Exercise task:
Identify each line containing the word "México" and copy it.

Raw records:

- - -

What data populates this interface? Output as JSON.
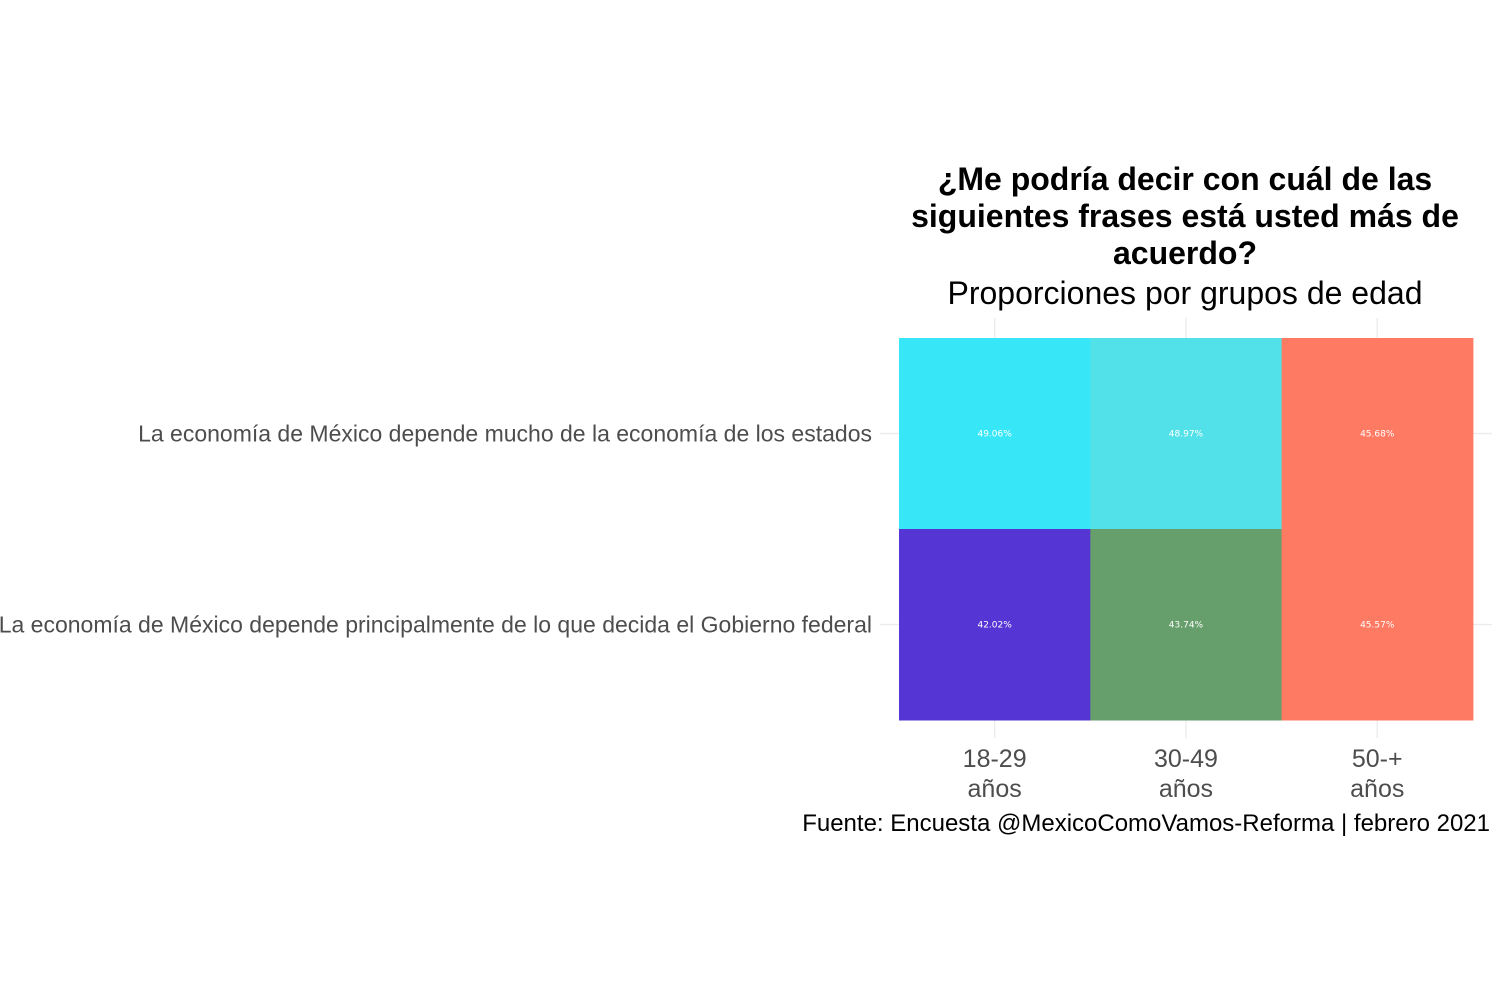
{
  "chart_data": {
    "type": "heatmap",
    "title_lines": [
      "¿Me podría decir con cuál de las",
      "siguientes frases está usted más de",
      "acuerdo?"
    ],
    "subtitle": "Proporciones por grupos de edad",
    "caption": "Fuente: Encuesta @MexicoComoVamos-Reforma | febrero 2021",
    "x_categories": [
      [
        "18-29",
        "años"
      ],
      [
        "30-49",
        "años"
      ],
      [
        "50-+",
        "años"
      ]
    ],
    "y_categories": [
      "La economía de México depende mucho de la economía de los estados",
      "La economía de México depende principalmente de lo que decida el Gobierno federal"
    ],
    "values": [
      [
        49.06,
        48.97,
        45.68
      ],
      [
        42.02,
        43.74,
        45.57
      ]
    ],
    "value_labels": [
      [
        "49.06%",
        "48.97%",
        "45.68%"
      ],
      [
        "42.02%",
        "43.74%",
        "45.57%"
      ]
    ],
    "cell_colors": [
      [
        "#38e7f7",
        "#52e1e8",
        "#ff7a62"
      ],
      [
        "#5536d4",
        "#669f6b",
        "#ff7a62"
      ]
    ],
    "grid": true,
    "legend": "none"
  }
}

- - -

Finished task:
      "La economía de México depende mucho de la economía de los estados",
      "La economía de México depende principalmente de lo que decida el Gobierno federal"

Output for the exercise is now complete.